§ **Data listing**
..........

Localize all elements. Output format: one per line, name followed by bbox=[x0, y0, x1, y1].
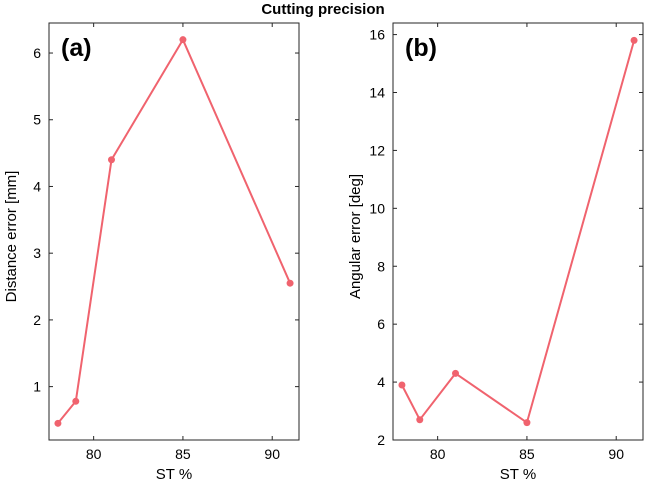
x-tick-label: 85 bbox=[519, 446, 535, 462]
y-tick-label: 12 bbox=[369, 142, 385, 158]
data-point bbox=[108, 156, 115, 164]
y-tick-label: 2 bbox=[377, 432, 385, 448]
y-tick-label: 5 bbox=[33, 112, 41, 128]
panel-a: 80 85 90 1 2 3 4 5 6 ST % Distance error [mm] (a) bbox=[3, 22, 300, 483]
axes-box-b bbox=[392, 22, 644, 441]
data-point bbox=[523, 419, 531, 427]
y-tick-label: 4 bbox=[33, 178, 41, 194]
data-point bbox=[54, 419, 62, 427]
x-tick-label: 80 bbox=[86, 446, 102, 462]
y-tick-label: 1 bbox=[33, 379, 41, 395]
panel-b: 80 85 90 2 4 6 8 10 12 14 16 ST % Angular error [deg… bbox=[347, 22, 644, 483]
y-tick-label: 16 bbox=[369, 27, 385, 43]
y-tick-label: 3 bbox=[33, 245, 41, 261]
y-tick-label: 6 bbox=[377, 316, 385, 332]
data-point bbox=[416, 416, 424, 424]
y-tick-label: 6 bbox=[33, 45, 41, 61]
figure-title: Cutting precision bbox=[261, 1, 384, 18]
y-tick-label: 4 bbox=[377, 374, 385, 390]
x-tick-label: 85 bbox=[175, 446, 191, 462]
panel-label: (b) bbox=[405, 34, 437, 62]
y-tick-label: 10 bbox=[369, 200, 385, 216]
series-line bbox=[57, 38, 292, 424]
x-tick-label: 90 bbox=[608, 446, 624, 462]
data-point bbox=[630, 36, 638, 44]
panel-label: (a) bbox=[61, 34, 92, 62]
series-line bbox=[401, 40, 636, 424]
data-point bbox=[398, 381, 406, 389]
data-point bbox=[72, 397, 80, 405]
y-axis-label: Angular error [deg] bbox=[347, 174, 364, 299]
y-axis-label: Distance error [mm] bbox=[3, 171, 20, 303]
data-point bbox=[452, 369, 459, 377]
data-point bbox=[286, 279, 294, 287]
axes-box-a bbox=[48, 22, 300, 441]
data-point bbox=[179, 36, 187, 44]
y-tick-label: 2 bbox=[33, 312, 41, 328]
x-tick-label: 90 bbox=[264, 446, 280, 462]
x-axis-label: ST % bbox=[156, 466, 192, 483]
y-tick-label: 8 bbox=[377, 258, 385, 274]
y-tick-label: 14 bbox=[369, 85, 385, 101]
x-tick-label: 80 bbox=[430, 446, 446, 462]
x-axis-label: ST % bbox=[500, 466, 536, 483]
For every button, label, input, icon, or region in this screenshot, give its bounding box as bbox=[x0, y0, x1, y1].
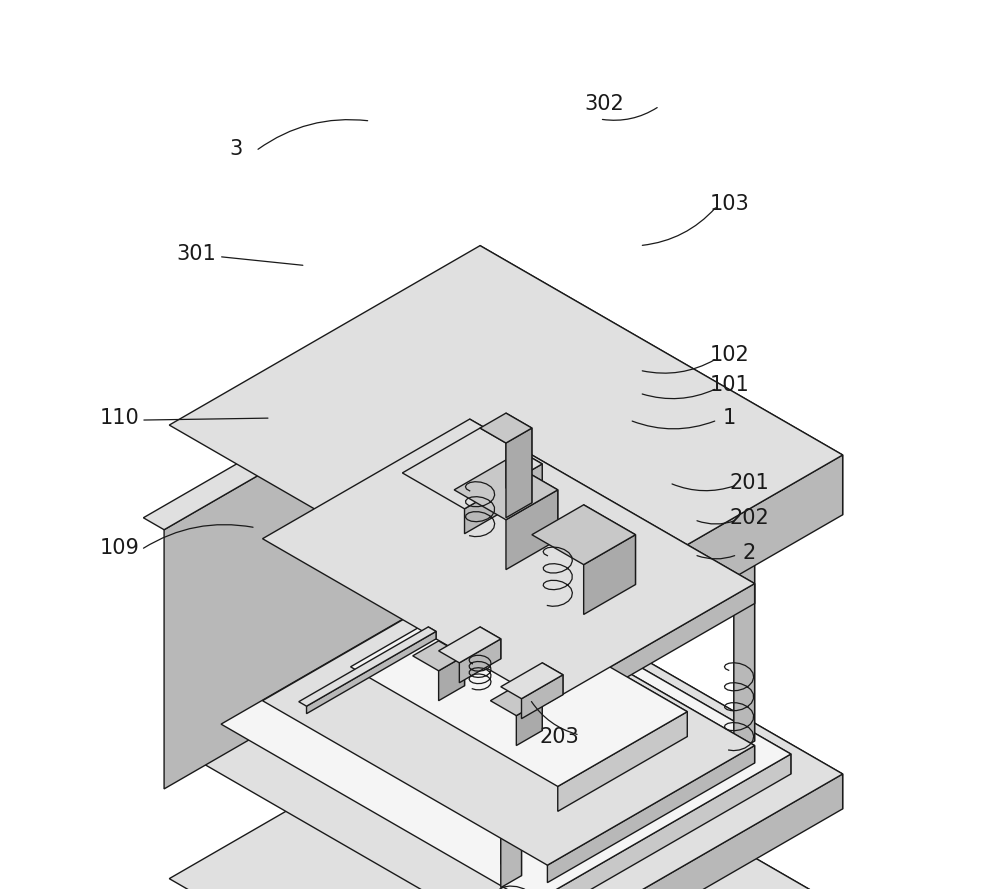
Polygon shape bbox=[532, 754, 791, 890]
Polygon shape bbox=[169, 724, 843, 890]
Polygon shape bbox=[444, 586, 496, 655]
Polygon shape bbox=[439, 627, 501, 663]
Polygon shape bbox=[501, 663, 563, 699]
Text: 301: 301 bbox=[176, 244, 216, 263]
Polygon shape bbox=[501, 589, 522, 876]
Polygon shape bbox=[734, 455, 755, 741]
Text: 202: 202 bbox=[729, 508, 769, 528]
Polygon shape bbox=[465, 464, 542, 534]
Polygon shape bbox=[480, 564, 843, 809]
Polygon shape bbox=[470, 570, 496, 626]
Polygon shape bbox=[506, 460, 558, 539]
Polygon shape bbox=[454, 460, 558, 520]
Polygon shape bbox=[485, 810, 537, 890]
Polygon shape bbox=[480, 428, 542, 489]
Polygon shape bbox=[547, 746, 755, 883]
Polygon shape bbox=[439, 656, 465, 700]
Polygon shape bbox=[439, 641, 465, 686]
Polygon shape bbox=[506, 490, 558, 570]
Text: 109: 109 bbox=[99, 538, 139, 558]
Polygon shape bbox=[516, 700, 542, 746]
Polygon shape bbox=[480, 700, 843, 890]
Polygon shape bbox=[307, 631, 436, 714]
Text: 102: 102 bbox=[709, 345, 749, 365]
Polygon shape bbox=[480, 323, 501, 595]
Polygon shape bbox=[263, 581, 755, 865]
Polygon shape bbox=[532, 505, 635, 564]
Polygon shape bbox=[516, 686, 542, 731]
Polygon shape bbox=[522, 675, 563, 718]
Polygon shape bbox=[584, 505, 635, 585]
Polygon shape bbox=[480, 575, 791, 774]
Text: 110: 110 bbox=[99, 409, 139, 428]
Text: 103: 103 bbox=[709, 194, 749, 214]
Text: 201: 201 bbox=[729, 473, 769, 493]
Polygon shape bbox=[542, 663, 563, 695]
Polygon shape bbox=[143, 323, 501, 530]
Polygon shape bbox=[169, 700, 843, 890]
Polygon shape bbox=[263, 419, 755, 703]
Polygon shape bbox=[480, 627, 501, 659]
Polygon shape bbox=[459, 639, 501, 683]
Polygon shape bbox=[428, 627, 436, 639]
Polygon shape bbox=[490, 686, 542, 716]
Text: 101: 101 bbox=[709, 376, 749, 395]
Polygon shape bbox=[169, 564, 843, 890]
Polygon shape bbox=[480, 724, 843, 890]
Polygon shape bbox=[734, 467, 755, 753]
Polygon shape bbox=[501, 602, 522, 887]
Polygon shape bbox=[506, 428, 532, 518]
Polygon shape bbox=[470, 419, 755, 603]
Polygon shape bbox=[480, 589, 522, 613]
Polygon shape bbox=[418, 570, 496, 616]
Polygon shape bbox=[299, 627, 436, 706]
Polygon shape bbox=[547, 584, 755, 724]
Text: 3: 3 bbox=[229, 139, 242, 159]
Text: 2: 2 bbox=[743, 543, 756, 562]
Polygon shape bbox=[480, 413, 532, 443]
Polygon shape bbox=[480, 592, 687, 737]
Text: 302: 302 bbox=[585, 94, 625, 114]
Polygon shape bbox=[558, 712, 687, 812]
Text: 1: 1 bbox=[723, 409, 736, 428]
Polygon shape bbox=[470, 581, 755, 763]
Text: 203: 203 bbox=[540, 727, 580, 747]
Polygon shape bbox=[402, 428, 542, 509]
Polygon shape bbox=[584, 535, 635, 614]
Polygon shape bbox=[532, 774, 843, 890]
Polygon shape bbox=[351, 592, 687, 787]
Polygon shape bbox=[433, 780, 537, 840]
Polygon shape bbox=[506, 413, 532, 503]
Polygon shape bbox=[532, 455, 843, 694]
Polygon shape bbox=[164, 336, 501, 789]
Polygon shape bbox=[485, 780, 537, 890]
Polygon shape bbox=[169, 246, 843, 635]
Polygon shape bbox=[413, 641, 465, 671]
Polygon shape bbox=[221, 575, 791, 890]
Polygon shape bbox=[480, 246, 843, 514]
Polygon shape bbox=[713, 455, 755, 479]
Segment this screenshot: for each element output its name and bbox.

..........

§ **Job**
Copy out the lines above, unchanged, starting with the line holding "Polygon shape bbox=[532, 754, 791, 890]" and ending with the line holding "Polygon shape bbox=[307, 631, 436, 714]", with both of those lines included.

§ **Solution for this problem**
Polygon shape bbox=[532, 754, 791, 890]
Polygon shape bbox=[169, 724, 843, 890]
Polygon shape bbox=[444, 586, 496, 655]
Polygon shape bbox=[439, 627, 501, 663]
Polygon shape bbox=[501, 663, 563, 699]
Text: 301: 301 bbox=[176, 244, 216, 263]
Polygon shape bbox=[501, 589, 522, 876]
Polygon shape bbox=[734, 455, 755, 741]
Text: 202: 202 bbox=[729, 508, 769, 528]
Polygon shape bbox=[465, 464, 542, 534]
Polygon shape bbox=[480, 564, 843, 809]
Polygon shape bbox=[470, 570, 496, 626]
Polygon shape bbox=[506, 460, 558, 539]
Polygon shape bbox=[454, 460, 558, 520]
Polygon shape bbox=[485, 810, 537, 890]
Polygon shape bbox=[480, 428, 542, 489]
Polygon shape bbox=[547, 746, 755, 883]
Polygon shape bbox=[439, 656, 465, 700]
Polygon shape bbox=[439, 641, 465, 686]
Polygon shape bbox=[506, 490, 558, 570]
Text: 109: 109 bbox=[99, 538, 139, 558]
Polygon shape bbox=[516, 700, 542, 746]
Polygon shape bbox=[480, 700, 843, 890]
Polygon shape bbox=[307, 631, 436, 714]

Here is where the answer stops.